[Data items]
════════════════
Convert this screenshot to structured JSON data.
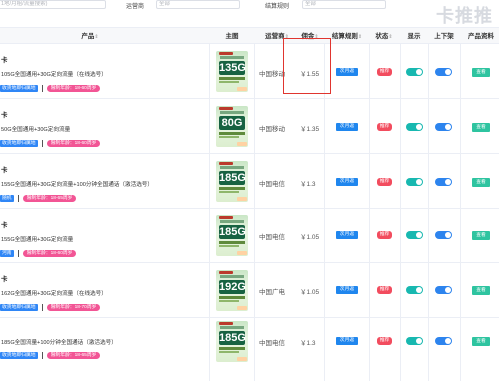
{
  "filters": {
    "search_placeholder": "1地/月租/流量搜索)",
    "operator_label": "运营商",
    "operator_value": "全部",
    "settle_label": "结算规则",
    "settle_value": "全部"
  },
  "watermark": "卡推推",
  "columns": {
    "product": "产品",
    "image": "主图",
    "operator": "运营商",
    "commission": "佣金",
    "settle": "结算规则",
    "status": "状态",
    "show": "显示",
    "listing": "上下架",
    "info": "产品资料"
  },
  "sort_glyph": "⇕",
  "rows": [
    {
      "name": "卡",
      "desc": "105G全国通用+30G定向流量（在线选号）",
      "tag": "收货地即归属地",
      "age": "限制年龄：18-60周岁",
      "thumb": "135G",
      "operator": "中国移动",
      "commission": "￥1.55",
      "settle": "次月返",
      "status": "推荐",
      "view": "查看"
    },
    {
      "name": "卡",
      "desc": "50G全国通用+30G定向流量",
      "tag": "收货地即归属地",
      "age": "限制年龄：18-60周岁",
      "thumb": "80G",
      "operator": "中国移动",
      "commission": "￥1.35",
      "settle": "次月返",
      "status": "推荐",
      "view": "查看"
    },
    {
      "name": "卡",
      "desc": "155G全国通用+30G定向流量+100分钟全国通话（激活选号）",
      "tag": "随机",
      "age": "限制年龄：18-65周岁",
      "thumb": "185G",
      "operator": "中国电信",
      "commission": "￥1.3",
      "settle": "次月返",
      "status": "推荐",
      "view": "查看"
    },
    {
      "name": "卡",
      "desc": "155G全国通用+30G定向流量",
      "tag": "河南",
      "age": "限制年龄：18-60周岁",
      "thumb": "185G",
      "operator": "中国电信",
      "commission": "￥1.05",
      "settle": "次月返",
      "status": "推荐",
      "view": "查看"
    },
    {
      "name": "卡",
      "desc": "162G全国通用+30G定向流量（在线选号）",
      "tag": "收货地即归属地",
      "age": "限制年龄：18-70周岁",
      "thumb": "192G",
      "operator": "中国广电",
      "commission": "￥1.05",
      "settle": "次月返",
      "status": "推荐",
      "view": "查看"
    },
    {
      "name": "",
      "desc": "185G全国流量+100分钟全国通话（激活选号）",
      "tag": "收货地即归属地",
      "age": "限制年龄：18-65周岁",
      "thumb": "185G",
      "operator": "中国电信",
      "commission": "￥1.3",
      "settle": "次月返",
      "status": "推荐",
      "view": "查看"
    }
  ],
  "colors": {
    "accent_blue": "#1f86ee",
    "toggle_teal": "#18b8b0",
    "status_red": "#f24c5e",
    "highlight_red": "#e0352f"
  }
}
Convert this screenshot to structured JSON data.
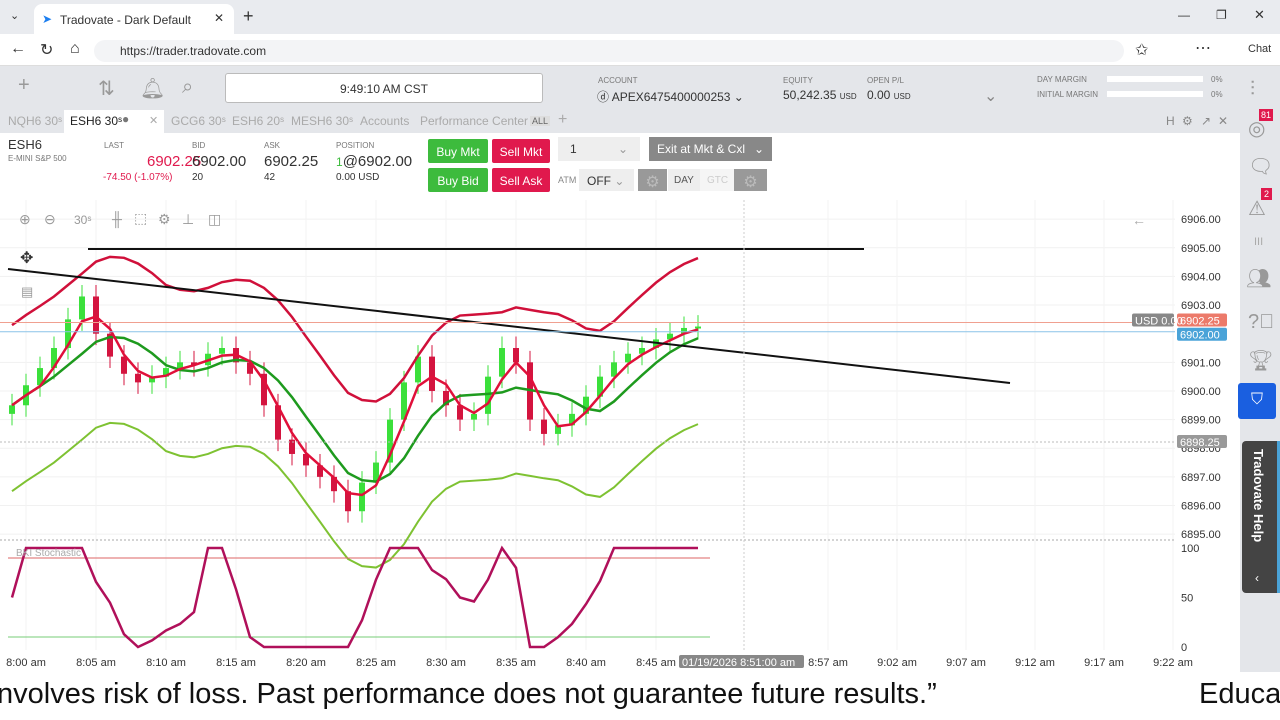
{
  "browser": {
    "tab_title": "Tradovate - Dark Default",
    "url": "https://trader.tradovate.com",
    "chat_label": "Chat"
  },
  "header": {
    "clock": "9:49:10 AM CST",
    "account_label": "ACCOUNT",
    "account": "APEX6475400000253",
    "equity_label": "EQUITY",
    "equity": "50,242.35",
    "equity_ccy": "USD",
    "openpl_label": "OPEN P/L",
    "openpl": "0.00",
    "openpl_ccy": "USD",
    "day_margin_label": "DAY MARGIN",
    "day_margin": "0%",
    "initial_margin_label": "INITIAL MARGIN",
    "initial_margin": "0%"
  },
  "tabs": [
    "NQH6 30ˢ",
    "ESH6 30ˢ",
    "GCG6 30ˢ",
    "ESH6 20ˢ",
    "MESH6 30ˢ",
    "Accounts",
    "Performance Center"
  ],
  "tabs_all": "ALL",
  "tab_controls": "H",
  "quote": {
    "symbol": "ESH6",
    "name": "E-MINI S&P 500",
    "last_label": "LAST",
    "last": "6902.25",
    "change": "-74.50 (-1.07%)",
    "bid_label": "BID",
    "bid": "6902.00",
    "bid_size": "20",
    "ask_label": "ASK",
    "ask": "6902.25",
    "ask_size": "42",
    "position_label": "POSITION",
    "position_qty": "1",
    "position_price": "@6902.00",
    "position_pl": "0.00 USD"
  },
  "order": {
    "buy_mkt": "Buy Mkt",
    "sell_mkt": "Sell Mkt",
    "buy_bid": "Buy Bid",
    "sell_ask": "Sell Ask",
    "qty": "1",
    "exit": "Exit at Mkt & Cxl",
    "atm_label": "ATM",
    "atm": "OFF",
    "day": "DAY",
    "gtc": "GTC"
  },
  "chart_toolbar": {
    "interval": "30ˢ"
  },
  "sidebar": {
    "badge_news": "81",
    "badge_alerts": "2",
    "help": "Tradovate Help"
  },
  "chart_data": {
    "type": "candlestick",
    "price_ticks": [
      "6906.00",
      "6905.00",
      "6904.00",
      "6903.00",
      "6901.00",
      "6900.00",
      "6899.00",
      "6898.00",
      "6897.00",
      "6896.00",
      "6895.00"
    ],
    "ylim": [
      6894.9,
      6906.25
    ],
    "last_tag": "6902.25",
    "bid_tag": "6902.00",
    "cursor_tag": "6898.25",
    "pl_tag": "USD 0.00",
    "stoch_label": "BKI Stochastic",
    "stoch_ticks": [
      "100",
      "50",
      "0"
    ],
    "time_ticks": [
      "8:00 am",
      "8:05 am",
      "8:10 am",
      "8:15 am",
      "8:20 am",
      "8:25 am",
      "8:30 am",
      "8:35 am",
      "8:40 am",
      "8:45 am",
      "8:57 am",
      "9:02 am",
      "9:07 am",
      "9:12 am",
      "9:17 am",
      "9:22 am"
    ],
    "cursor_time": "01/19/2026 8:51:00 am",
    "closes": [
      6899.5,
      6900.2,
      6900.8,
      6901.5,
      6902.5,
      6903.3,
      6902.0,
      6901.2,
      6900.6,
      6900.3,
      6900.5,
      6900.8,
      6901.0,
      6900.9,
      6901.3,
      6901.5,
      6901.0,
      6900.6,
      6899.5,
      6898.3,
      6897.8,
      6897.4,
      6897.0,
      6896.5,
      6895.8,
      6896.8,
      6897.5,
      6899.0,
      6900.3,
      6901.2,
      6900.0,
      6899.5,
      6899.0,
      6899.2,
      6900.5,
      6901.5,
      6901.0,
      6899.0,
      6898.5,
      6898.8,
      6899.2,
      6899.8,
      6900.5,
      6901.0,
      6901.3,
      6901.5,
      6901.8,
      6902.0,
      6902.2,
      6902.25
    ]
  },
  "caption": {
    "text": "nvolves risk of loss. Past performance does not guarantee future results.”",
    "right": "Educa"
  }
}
════════════════
Omitting all images, retype each line of the records precisely.

» **SOLUTION TO THE PROBLEM**
Convert this screenshot to structured JSON data.
{
  "filters": {
    "search_placeholder": "1地/月租/流量搜索)",
    "operator_label": "运营商",
    "operator_value": "全部",
    "settle_label": "结算规则",
    "settle_value": "全部"
  },
  "watermark": "卡推推",
  "columns": {
    "product": "产品",
    "image": "主图",
    "operator": "运营商",
    "commission": "佣金",
    "settle": "结算规则",
    "status": "状态",
    "show": "显示",
    "listing": "上下架",
    "info": "产品资料"
  },
  "sort_glyph": "⇕",
  "rows": [
    {
      "name": "卡",
      "desc": "105G全国通用+30G定向流量（在线选号）",
      "tag": "收货地即归属地",
      "age": "限制年龄：18-60周岁",
      "thumb": "135G",
      "operator": "中国移动",
      "commission": "￥1.55",
      "settle": "次月返",
      "status": "推荐",
      "view": "查看"
    },
    {
      "name": "卡",
      "desc": "50G全国通用+30G定向流量",
      "tag": "收货地即归属地",
      "age": "限制年龄：18-60周岁",
      "thumb": "80G",
      "operator": "中国移动",
      "commission": "￥1.35",
      "settle": "次月返",
      "status": "推荐",
      "view": "查看"
    },
    {
      "name": "卡",
      "desc": "155G全国通用+30G定向流量+100分钟全国通话（激活选号）",
      "tag": "随机",
      "age": "限制年龄：18-65周岁",
      "thumb": "185G",
      "operator": "中国电信",
      "commission": "￥1.3",
      "settle": "次月返",
      "status": "推荐",
      "view": "查看"
    },
    {
      "name": "卡",
      "desc": "155G全国通用+30G定向流量",
      "tag": "河南",
      "age": "限制年龄：18-60周岁",
      "thumb": "185G",
      "operator": "中国电信",
      "commission": "￥1.05",
      "settle": "次月返",
      "status": "推荐",
      "view": "查看"
    },
    {
      "name": "卡",
      "desc": "162G全国通用+30G定向流量（在线选号）",
      "tag": "收货地即归属地",
      "age": "限制年龄：18-70周岁",
      "thumb": "192G",
      "operator": "中国广电",
      "commission": "￥1.05",
      "settle": "次月返",
      "status": "推荐",
      "view": "查看"
    },
    {
      "name": "",
      "desc": "185G全国流量+100分钟全国通话（激活选号）",
      "tag": "收货地即归属地",
      "age": "限制年龄：18-65周岁",
      "thumb": "185G",
      "operator": "中国电信",
      "commission": "￥1.3",
      "settle": "次月返",
      "status": "推荐",
      "view": "查看"
    }
  ],
  "colors": {
    "accent_blue": "#1f86ee",
    "toggle_teal": "#18b8b0",
    "status_red": "#f24c5e",
    "highlight_red": "#e0352f"
  }
}
Convert this screenshot to structured JSON data.
{
  "browser": {
    "tab_title": "Tradovate - Dark Default",
    "url": "https://trader.tradovate.com",
    "chat_label": "Chat"
  },
  "header": {
    "clock": "9:49:10 AM CST",
    "account_label": "ACCOUNT",
    "account": "APEX6475400000253",
    "equity_label": "EQUITY",
    "equity": "50,242.35",
    "equity_ccy": "USD",
    "openpl_label": "OPEN P/L",
    "openpl": "0.00",
    "openpl_ccy": "USD",
    "day_margin_label": "DAY MARGIN",
    "day_margin": "0%",
    "initial_margin_label": "INITIAL MARGIN",
    "initial_margin": "0%"
  },
  "tabs": [
    "NQH6 30ˢ",
    "ESH6 30ˢ",
    "GCG6 30ˢ",
    "ESH6 20ˢ",
    "MESH6 30ˢ",
    "Accounts",
    "Performance Center"
  ],
  "tabs_all": "ALL",
  "tab_controls": "H",
  "quote": {
    "symbol": "ESH6",
    "name": "E-MINI S&P 500",
    "last_label": "LAST",
    "last": "6902.25",
    "change": "-74.50 (-1.07%)",
    "bid_label": "BID",
    "bid": "6902.00",
    "bid_size": "20",
    "ask_label": "ASK",
    "ask": "6902.25",
    "ask_size": "42",
    "position_label": "POSITION",
    "position_qty": "1",
    "position_price": "@6902.00",
    "position_pl": "0.00 USD"
  },
  "order": {
    "buy_mkt": "Buy Mkt",
    "sell_mkt": "Sell Mkt",
    "buy_bid": "Buy Bid",
    "sell_ask": "Sell Ask",
    "qty": "1",
    "exit": "Exit at Mkt & Cxl",
    "atm_label": "ATM",
    "atm": "OFF",
    "day": "DAY",
    "gtc": "GTC"
  },
  "chart_toolbar": {
    "interval": "30ˢ"
  },
  "sidebar": {
    "badge_news": "81",
    "badge_alerts": "2",
    "help": "Tradovate Help"
  },
  "chart_data": {
    "type": "candlestick",
    "price_ticks": [
      "6906.00",
      "6905.00",
      "6904.00",
      "6903.00",
      "6901.00",
      "6900.00",
      "6899.00",
      "6898.00",
      "6897.00",
      "6896.00",
      "6895.00"
    ],
    "ylim": [
      6894.9,
      6906.25
    ],
    "last_tag": "6902.25",
    "bid_tag": "6902.00",
    "cursor_tag": "6898.25",
    "pl_tag": "USD 0.00",
    "stoch_label": "BKI Stochastic",
    "stoch_ticks": [
      "100",
      "50",
      "0"
    ],
    "time_ticks": [
      "8:00 am",
      "8:05 am",
      "8:10 am",
      "8:15 am",
      "8:20 am",
      "8:25 am",
      "8:30 am",
      "8:35 am",
      "8:40 am",
      "8:45 am",
      "8:57 am",
      "9:02 am",
      "9:07 am",
      "9:12 am",
      "9:17 am",
      "9:22 am"
    ],
    "cursor_time": "01/19/2026 8:51:00 am",
    "closes": [
      6899.5,
      6900.2,
      6900.8,
      6901.5,
      6902.5,
      6903.3,
      6902.0,
      6901.2,
      6900.6,
      6900.3,
      6900.5,
      6900.8,
      6901.0,
      6900.9,
      6901.3,
      6901.5,
      6901.0,
      6900.6,
      6899.5,
      6898.3,
      6897.8,
      6897.4,
      6897.0,
      6896.5,
      6895.8,
      6896.8,
      6897.5,
      6899.0,
      6900.3,
      6901.2,
      6900.0,
      6899.5,
      6899.0,
      6899.2,
      6900.5,
      6901.5,
      6901.0,
      6899.0,
      6898.5,
      6898.8,
      6899.2,
      6899.8,
      6900.5,
      6901.0,
      6901.3,
      6901.5,
      6901.8,
      6902.0,
      6902.2,
      6902.25
    ]
  },
  "caption": {
    "text": "nvolves risk of loss. Past performance does not guarantee future results.”",
    "right": "Educa"
  }
}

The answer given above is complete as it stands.